Supplied material —
────
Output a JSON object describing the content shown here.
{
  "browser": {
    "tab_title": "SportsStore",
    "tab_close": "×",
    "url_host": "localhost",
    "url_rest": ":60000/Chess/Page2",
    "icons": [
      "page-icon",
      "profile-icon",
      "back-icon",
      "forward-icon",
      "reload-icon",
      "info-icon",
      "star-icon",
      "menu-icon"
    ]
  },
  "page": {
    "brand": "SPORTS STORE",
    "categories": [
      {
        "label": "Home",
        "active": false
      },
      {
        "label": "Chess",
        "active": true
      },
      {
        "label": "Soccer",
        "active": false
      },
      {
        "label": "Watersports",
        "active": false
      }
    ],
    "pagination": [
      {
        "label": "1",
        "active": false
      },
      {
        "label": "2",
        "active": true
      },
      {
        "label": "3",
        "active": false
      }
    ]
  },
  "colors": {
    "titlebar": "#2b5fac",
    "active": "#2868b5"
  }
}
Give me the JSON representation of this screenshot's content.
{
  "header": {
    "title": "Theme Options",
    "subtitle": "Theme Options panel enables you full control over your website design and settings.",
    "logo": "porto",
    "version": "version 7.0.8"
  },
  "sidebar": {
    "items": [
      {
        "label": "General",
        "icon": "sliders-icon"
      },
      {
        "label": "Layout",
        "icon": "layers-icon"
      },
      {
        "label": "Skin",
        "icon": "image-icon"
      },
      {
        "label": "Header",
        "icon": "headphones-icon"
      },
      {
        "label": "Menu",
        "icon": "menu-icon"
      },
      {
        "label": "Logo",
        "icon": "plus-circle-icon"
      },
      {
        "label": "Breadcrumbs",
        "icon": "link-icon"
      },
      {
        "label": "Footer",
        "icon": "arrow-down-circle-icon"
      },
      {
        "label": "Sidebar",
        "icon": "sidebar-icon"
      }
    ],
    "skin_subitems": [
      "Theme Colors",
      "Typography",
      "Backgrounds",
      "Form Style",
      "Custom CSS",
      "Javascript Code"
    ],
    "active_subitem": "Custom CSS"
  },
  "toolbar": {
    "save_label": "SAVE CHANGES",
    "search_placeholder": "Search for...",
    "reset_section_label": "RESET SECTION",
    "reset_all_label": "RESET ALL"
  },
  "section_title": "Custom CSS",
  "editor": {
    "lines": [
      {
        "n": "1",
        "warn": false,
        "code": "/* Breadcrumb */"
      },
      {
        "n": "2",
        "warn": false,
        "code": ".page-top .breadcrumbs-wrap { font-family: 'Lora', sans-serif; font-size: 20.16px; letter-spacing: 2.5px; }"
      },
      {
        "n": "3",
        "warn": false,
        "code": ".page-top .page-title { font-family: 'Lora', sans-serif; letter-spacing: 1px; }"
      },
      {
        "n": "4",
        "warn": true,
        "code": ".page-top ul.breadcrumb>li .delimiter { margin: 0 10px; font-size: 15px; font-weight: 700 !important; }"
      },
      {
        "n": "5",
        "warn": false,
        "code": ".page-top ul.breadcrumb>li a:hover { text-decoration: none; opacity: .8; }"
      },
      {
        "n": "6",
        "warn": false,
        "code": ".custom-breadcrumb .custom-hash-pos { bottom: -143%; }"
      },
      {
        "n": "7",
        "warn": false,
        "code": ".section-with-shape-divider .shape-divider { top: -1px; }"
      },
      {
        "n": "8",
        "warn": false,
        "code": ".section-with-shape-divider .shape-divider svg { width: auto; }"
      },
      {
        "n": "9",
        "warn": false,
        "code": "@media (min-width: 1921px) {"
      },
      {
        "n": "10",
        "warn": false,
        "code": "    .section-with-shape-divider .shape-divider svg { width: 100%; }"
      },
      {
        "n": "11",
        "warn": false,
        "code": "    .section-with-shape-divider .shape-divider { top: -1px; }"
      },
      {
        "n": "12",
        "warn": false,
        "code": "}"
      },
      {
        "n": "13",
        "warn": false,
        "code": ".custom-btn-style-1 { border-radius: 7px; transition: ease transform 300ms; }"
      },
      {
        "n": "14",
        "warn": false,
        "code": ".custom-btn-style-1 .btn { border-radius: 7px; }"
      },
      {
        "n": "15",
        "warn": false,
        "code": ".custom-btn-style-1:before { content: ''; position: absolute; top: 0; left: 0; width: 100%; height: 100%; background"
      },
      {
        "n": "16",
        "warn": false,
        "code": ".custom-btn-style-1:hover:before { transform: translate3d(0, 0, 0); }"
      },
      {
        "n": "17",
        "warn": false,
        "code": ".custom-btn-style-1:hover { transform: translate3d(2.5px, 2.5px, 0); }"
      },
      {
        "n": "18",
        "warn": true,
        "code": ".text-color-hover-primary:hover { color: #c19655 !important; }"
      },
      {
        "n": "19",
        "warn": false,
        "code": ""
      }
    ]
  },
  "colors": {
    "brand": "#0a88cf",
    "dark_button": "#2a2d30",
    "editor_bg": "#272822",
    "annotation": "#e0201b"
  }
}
────
Instruction —
Give a word-for-word copy of the records.

Reply —
Output a JSON object describing the content shown here.
{
  "browser": {
    "tab_title": "SportsStore",
    "tab_close": "×",
    "url_host": "localhost",
    "url_rest": ":60000/Chess/Page2",
    "icons": [
      "page-icon",
      "profile-icon",
      "back-icon",
      "forward-icon",
      "reload-icon",
      "info-icon",
      "star-icon",
      "menu-icon"
    ]
  },
  "page": {
    "brand": "SPORTS STORE",
    "categories": [
      {
        "label": "Home",
        "active": false
      },
      {
        "label": "Chess",
        "active": true
      },
      {
        "label": "Soccer",
        "active": false
      },
      {
        "label": "Watersports",
        "active": false
      }
    ],
    "pagination": [
      {
        "label": "1",
        "active": false
      },
      {
        "label": "2",
        "active": true
      },
      {
        "label": "3",
        "active": false
      }
    ]
  },
  "colors": {
    "titlebar": "#2b5fac",
    "active": "#2868b5"
  }
}
Give me the JSON representation of this screenshot's content.
{
  "header": {
    "title": "Theme Options",
    "subtitle": "Theme Options panel enables you full control over your website design and settings.",
    "logo": "porto",
    "version": "version 7.0.8"
  },
  "sidebar": {
    "items": [
      {
        "label": "General",
        "icon": "sliders-icon"
      },
      {
        "label": "Layout",
        "icon": "layers-icon"
      },
      {
        "label": "Skin",
        "icon": "image-icon"
      },
      {
        "label": "Header",
        "icon": "headphones-icon"
      },
      {
        "label": "Menu",
        "icon": "menu-icon"
      },
      {
        "label": "Logo",
        "icon": "plus-circle-icon"
      },
      {
        "label": "Breadcrumbs",
        "icon": "link-icon"
      },
      {
        "label": "Footer",
        "icon": "arrow-down-circle-icon"
      },
      {
        "label": "Sidebar",
        "icon": "sidebar-icon"
      }
    ],
    "skin_subitems": [
      "Theme Colors",
      "Typography",
      "Backgrounds",
      "Form Style",
      "Custom CSS",
      "Javascript Code"
    ],
    "active_subitem": "Custom CSS"
  },
  "toolbar": {
    "save_label": "SAVE CHANGES",
    "search_placeholder": "Search for...",
    "reset_section_label": "RESET SECTION",
    "reset_all_label": "RESET ALL"
  },
  "section_title": "Custom CSS",
  "editor": {
    "lines": [
      {
        "n": "1",
        "warn": false,
        "code": "/* Breadcrumb */"
      },
      {
        "n": "2",
        "warn": false,
        "code": ".page-top .breadcrumbs-wrap { font-family: 'Lora', sans-serif; font-size: 20.16px; letter-spacing: 2.5px; }"
      },
      {
        "n": "3",
        "warn": false,
        "code": ".page-top .page-title { font-family: 'Lora', sans-serif; letter-spacing: 1px; }"
      },
      {
        "n": "4",
        "warn": true,
        "code": ".page-top ul.breadcrumb>li .delimiter { margin: 0 10px; font-size: 15px; font-weight: 700 !important; }"
      },
      {
        "n": "5",
        "warn": false,
        "code": ".page-top ul.breadcrumb>li a:hover { text-decoration: none; opacity: .8; }"
      },
      {
        "n": "6",
        "warn": false,
        "code": ".custom-breadcrumb .custom-hash-pos { bottom: -143%; }"
      },
      {
        "n": "7",
        "warn": false,
        "code": ".section-with-shape-divider .shape-divider { top: -1px; }"
      },
      {
        "n": "8",
        "warn": false,
        "code": ".section-with-shape-divider .shape-divider svg { width: auto; }"
      },
      {
        "n": "9",
        "warn": false,
        "code": "@media (min-width: 1921px) {"
      },
      {
        "n": "10",
        "warn": false,
        "code": "    .section-with-shape-divider .shape-divider svg { width: 100%; }"
      },
      {
        "n": "11",
        "warn": false,
        "code": "    .section-with-shape-divider .shape-divider { top: -1px; }"
      },
      {
        "n": "12",
        "warn": false,
        "code": "}"
      },
      {
        "n": "13",
        "warn": false,
        "code": ".custom-btn-style-1 { border-radius: 7px; transition: ease transform 300ms; }"
      },
      {
        "n": "14",
        "warn": false,
        "code": ".custom-btn-style-1 .btn { border-radius: 7px; }"
      },
      {
        "n": "15",
        "warn": false,
        "code": ".custom-btn-style-1:before { content: ''; position: absolute; top: 0; left: 0; width: 100%; height: 100%; background"
      },
      {
        "n": "16",
        "warn": false,
        "code": ".custom-btn-style-1:hover:before { transform: translate3d(0, 0, 0); }"
      },
      {
        "n": "17",
        "warn": false,
        "code": ".custom-btn-style-1:hover { transform: translate3d(2.5px, 2.5px, 0); }"
      },
      {
        "n": "18",
        "warn": true,
        "code": ".text-color-hover-primary:hover { color: #c19655 !important; }"
      },
      {
        "n": "19",
        "warn": false,
        "code": ""
      }
    ]
  },
  "colors": {
    "brand": "#0a88cf",
    "dark_button": "#2a2d30",
    "editor_bg": "#272822",
    "annotation": "#e0201b"
  }
}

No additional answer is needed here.